→ Exercise objective:
State the number of lines, and only that number, in which the word "this" appears.

* start Material for the task *

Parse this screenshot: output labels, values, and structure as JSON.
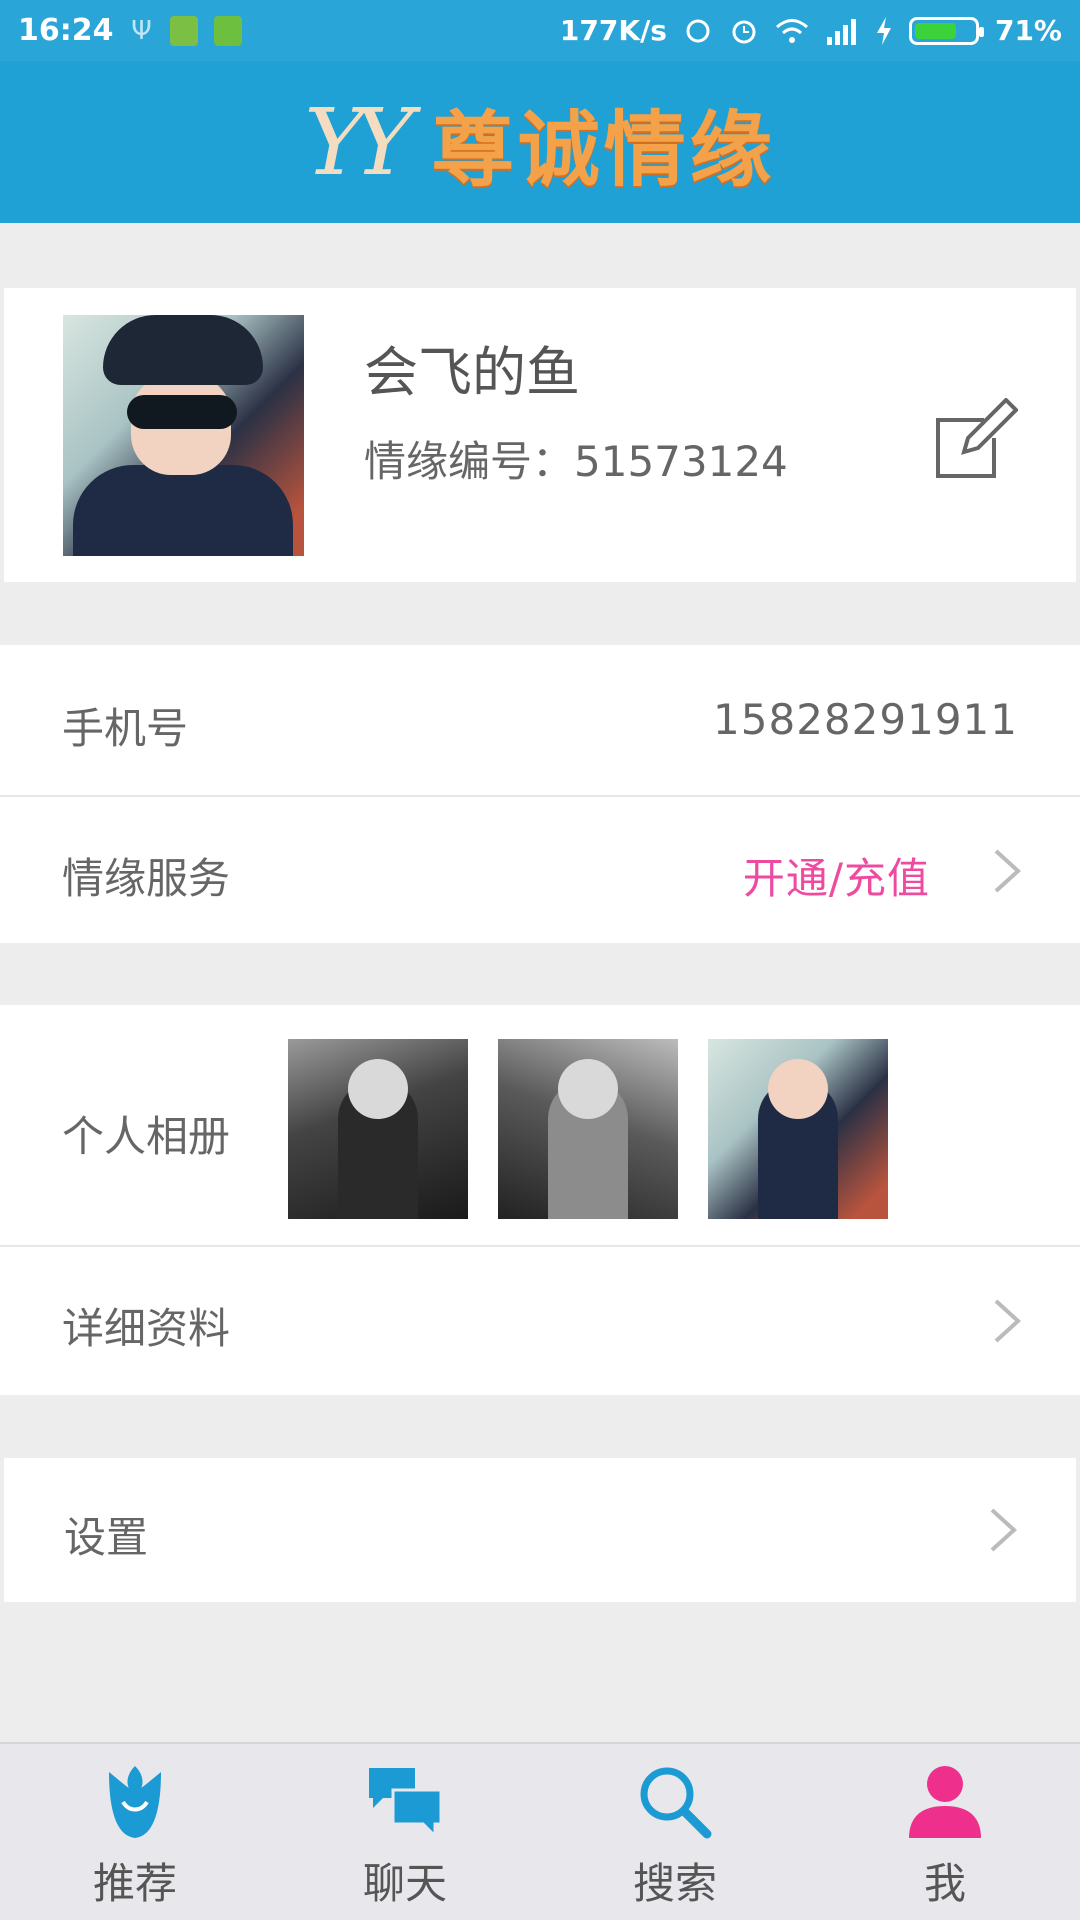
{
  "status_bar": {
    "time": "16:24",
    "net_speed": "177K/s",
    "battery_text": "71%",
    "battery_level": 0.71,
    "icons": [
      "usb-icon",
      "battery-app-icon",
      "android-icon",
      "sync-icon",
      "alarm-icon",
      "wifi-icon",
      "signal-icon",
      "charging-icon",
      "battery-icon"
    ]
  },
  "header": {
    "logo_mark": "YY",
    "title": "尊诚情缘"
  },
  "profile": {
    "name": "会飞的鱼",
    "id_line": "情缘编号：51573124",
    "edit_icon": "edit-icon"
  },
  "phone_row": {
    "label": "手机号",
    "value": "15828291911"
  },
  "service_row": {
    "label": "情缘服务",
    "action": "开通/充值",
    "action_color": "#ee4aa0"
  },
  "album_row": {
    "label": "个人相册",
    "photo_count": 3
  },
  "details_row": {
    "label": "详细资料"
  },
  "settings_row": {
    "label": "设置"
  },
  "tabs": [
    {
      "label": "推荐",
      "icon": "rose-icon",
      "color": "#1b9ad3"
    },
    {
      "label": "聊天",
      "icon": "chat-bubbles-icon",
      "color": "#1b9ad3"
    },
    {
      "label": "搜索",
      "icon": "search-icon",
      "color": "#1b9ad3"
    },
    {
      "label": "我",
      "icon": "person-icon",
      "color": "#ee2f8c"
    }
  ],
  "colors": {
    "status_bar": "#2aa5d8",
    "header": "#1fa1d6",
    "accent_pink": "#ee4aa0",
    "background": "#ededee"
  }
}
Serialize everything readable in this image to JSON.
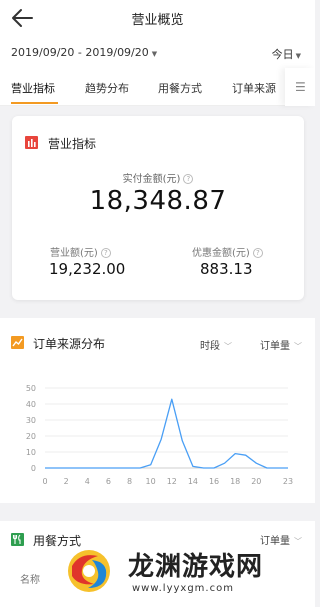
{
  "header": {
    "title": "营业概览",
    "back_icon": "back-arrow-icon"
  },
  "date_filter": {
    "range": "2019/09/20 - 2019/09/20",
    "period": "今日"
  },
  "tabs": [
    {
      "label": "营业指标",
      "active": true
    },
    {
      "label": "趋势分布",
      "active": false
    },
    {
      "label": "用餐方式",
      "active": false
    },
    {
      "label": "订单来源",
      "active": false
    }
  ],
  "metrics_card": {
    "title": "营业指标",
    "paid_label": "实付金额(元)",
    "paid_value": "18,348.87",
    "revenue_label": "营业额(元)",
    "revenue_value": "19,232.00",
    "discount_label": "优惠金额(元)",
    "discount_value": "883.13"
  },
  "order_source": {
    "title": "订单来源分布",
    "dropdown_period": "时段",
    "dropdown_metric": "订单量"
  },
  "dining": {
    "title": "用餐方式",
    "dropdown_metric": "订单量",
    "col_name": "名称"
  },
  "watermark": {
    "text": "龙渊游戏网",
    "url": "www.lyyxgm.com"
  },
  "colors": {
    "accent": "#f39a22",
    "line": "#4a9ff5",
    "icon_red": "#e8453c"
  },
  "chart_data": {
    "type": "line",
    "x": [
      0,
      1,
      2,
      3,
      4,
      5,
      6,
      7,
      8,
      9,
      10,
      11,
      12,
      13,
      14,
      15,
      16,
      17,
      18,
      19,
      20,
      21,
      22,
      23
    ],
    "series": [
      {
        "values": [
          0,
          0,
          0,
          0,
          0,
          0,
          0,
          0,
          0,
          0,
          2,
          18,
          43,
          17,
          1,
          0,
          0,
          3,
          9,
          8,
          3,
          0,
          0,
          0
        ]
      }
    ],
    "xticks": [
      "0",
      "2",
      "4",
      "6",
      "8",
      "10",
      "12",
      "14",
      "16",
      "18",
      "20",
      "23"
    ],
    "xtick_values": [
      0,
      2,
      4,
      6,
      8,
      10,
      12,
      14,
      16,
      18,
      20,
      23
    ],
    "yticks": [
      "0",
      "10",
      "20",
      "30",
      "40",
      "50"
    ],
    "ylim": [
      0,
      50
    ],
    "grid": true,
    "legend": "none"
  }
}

* end Material for the task *

→ Output:
2